> _Task details_:
Please write out the material below exactly as given.

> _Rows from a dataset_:
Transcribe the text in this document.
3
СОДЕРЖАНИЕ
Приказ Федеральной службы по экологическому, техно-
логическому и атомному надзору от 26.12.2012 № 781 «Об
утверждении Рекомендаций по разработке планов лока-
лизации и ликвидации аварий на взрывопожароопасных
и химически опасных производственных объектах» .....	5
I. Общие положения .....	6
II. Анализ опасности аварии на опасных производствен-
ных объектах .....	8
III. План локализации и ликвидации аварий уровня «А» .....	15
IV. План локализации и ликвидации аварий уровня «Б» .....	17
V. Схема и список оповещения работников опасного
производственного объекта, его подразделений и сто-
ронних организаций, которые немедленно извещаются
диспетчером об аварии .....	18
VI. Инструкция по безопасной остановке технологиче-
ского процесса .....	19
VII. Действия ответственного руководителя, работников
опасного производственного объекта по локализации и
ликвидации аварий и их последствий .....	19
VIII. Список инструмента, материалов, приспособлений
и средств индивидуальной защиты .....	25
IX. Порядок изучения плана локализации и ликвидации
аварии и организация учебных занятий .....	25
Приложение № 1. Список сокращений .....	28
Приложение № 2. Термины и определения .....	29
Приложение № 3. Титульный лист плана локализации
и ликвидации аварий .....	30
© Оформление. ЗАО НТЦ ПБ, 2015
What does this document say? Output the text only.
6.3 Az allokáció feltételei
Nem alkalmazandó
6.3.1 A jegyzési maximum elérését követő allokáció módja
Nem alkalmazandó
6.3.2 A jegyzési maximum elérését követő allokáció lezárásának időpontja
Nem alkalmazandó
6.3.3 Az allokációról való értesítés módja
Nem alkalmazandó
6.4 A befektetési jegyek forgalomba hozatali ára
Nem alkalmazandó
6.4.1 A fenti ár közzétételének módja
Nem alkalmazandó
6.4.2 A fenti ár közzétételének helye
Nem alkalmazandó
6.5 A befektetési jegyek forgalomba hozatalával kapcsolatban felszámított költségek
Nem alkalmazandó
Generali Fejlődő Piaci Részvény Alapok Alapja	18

> _Solution to this exercise_:
Transcribe the text in this document.
3
СОДЕРЖАНИЕ
Приказ Федеральной службы по экологическому, техно-
логическому и атомному надзору от 26.12.2012 № 781 «Об
утверждении Рекомендаций по разработке планов лока-
лизации и ликвидации аварий на взрывопожароопасных
и химически опасных производственных объектах» .....	5
I. Общие положения .....	6
II. Анализ опасности аварии на опасных производствен-
ных объектах .....	8
III. План локализации и ликвидации аварий уровня «А» .....	15
IV. План локализации и ликвидации аварий уровня «Б» .....	17
V. Схема и список оповещения работников опасного
производственного объекта, его подразделений и сто-
ронних организаций, которые немедленно извещаются
диспетчером об аварии .....	18
VI. Инструкция по безопасной остановке технологиче-
ского процесса .....	19
VII. Действия ответственного руководителя, работников
опасного производственного объекта по локализации и
ликвидации аварий и их последствий .....	19
VIII. Список инструмента, материалов, приспособлений
и средств индивидуальной защиты .....	25
IX. Порядок изучения плана локализации и ликвидации
аварии и организация учебных занятий .....	25
Приложение № 1. Список сокращений .....	28
Приложение № 2. Термины и определения .....	29
Приложение № 3. Титульный лист плана локализации
и ликвидации аварий .....	30
© Оформление. ЗАО НТЦ ПБ, 2015
What does this document say? Output the text only.
6.3 Az allokáció feltételei
Nem alkalmazandó
6.3.1 A jegyzési maximum elérését követő allokáció módja
Nem alkalmazandó
6.3.2 A jegyzési maximum elérését követő allokáció lezárásának időpontja
Nem alkalmazandó
6.3.3 Az allokációról való értesítés módja
Nem alkalmazandó
6.4 A befektetési jegyek forgalomba hozatali ára
Nem alkalmazandó
6.4.1 A fenti ár közzétételének módja
Nem alkalmazandó
6.4.2 A fenti ár közzétételének helye
Nem alkalmazandó
6.5 A befektetési jegyek forgalomba hozatalával kapcsolatban felszámított költségek
Nem alkalmazandó
Generali Fejlődő Piaci Részvény Alapok Alapja	18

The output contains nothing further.